=== Data rows ===
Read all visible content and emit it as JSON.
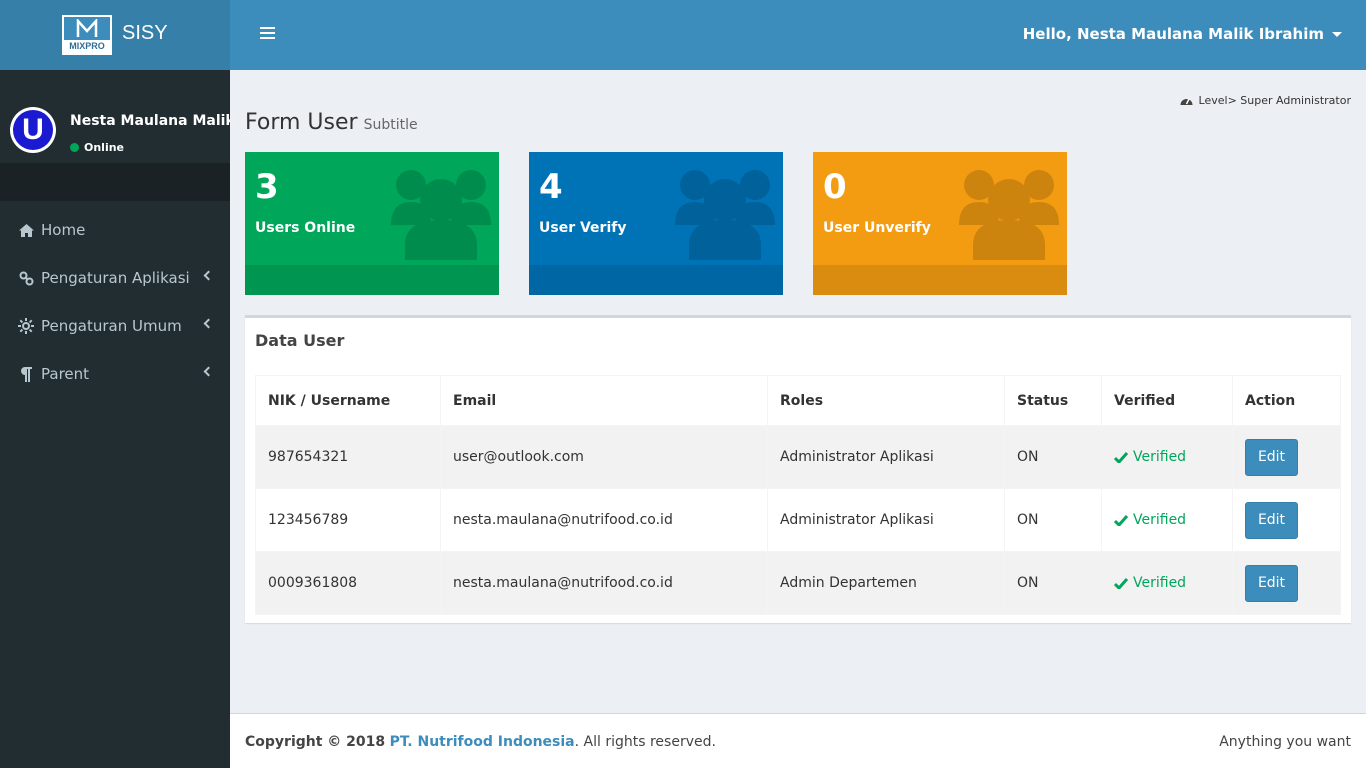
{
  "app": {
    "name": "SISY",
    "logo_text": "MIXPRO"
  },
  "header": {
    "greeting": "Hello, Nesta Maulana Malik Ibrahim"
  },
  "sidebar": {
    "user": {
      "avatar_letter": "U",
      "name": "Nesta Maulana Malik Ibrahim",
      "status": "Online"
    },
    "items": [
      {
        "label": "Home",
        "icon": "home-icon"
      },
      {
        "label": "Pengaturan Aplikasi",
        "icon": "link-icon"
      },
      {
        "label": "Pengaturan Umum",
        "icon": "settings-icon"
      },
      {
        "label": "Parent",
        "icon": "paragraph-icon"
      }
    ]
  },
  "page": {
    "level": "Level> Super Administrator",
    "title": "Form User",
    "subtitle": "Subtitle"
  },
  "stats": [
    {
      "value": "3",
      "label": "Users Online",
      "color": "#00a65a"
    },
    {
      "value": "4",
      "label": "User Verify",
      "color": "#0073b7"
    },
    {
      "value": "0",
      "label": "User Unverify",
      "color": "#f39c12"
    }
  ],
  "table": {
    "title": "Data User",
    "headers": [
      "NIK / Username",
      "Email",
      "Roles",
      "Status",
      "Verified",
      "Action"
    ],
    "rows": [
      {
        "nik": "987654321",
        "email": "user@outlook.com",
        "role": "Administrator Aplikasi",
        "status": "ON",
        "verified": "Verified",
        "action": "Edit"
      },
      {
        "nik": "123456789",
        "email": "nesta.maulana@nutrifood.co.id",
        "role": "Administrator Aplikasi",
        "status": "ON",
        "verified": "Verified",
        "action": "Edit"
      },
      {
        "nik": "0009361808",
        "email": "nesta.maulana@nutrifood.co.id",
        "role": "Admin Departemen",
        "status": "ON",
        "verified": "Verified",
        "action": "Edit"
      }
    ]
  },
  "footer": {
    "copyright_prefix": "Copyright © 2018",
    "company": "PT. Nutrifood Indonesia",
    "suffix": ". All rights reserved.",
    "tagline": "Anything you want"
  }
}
===
* Instruction *
Leave out the pictures and copy everything else in the records word for word.

* Answer to the task *
Read all visible content and emit it as JSON.
{
  "app": {
    "name": "SISY",
    "logo_text": "MIXPRO"
  },
  "header": {
    "greeting": "Hello, Nesta Maulana Malik Ibrahim"
  },
  "sidebar": {
    "user": {
      "avatar_letter": "U",
      "name": "Nesta Maulana Malik Ibrahim",
      "status": "Online"
    },
    "items": [
      {
        "label": "Home",
        "icon": "home-icon"
      },
      {
        "label": "Pengaturan Aplikasi",
        "icon": "link-icon"
      },
      {
        "label": "Pengaturan Umum",
        "icon": "settings-icon"
      },
      {
        "label": "Parent",
        "icon": "paragraph-icon"
      }
    ]
  },
  "page": {
    "level": "Level> Super Administrator",
    "title": "Form User",
    "subtitle": "Subtitle"
  },
  "stats": [
    {
      "value": "3",
      "label": "Users Online",
      "color": "#00a65a"
    },
    {
      "value": "4",
      "label": "User Verify",
      "color": "#0073b7"
    },
    {
      "value": "0",
      "label": "User Unverify",
      "color": "#f39c12"
    }
  ],
  "table": {
    "title": "Data User",
    "headers": [
      "NIK / Username",
      "Email",
      "Roles",
      "Status",
      "Verified",
      "Action"
    ],
    "rows": [
      {
        "nik": "987654321",
        "email": "user@outlook.com",
        "role": "Administrator Aplikasi",
        "status": "ON",
        "verified": "Verified",
        "action": "Edit"
      },
      {
        "nik": "123456789",
        "email": "nesta.maulana@nutrifood.co.id",
        "role": "Administrator Aplikasi",
        "status": "ON",
        "verified": "Verified",
        "action": "Edit"
      },
      {
        "nik": "0009361808",
        "email": "nesta.maulana@nutrifood.co.id",
        "role": "Admin Departemen",
        "status": "ON",
        "verified": "Verified",
        "action": "Edit"
      }
    ]
  },
  "footer": {
    "copyright_prefix": "Copyright © 2018",
    "company": "PT. Nutrifood Indonesia",
    "suffix": ". All rights reserved.",
    "tagline": "Anything you want"
  }
}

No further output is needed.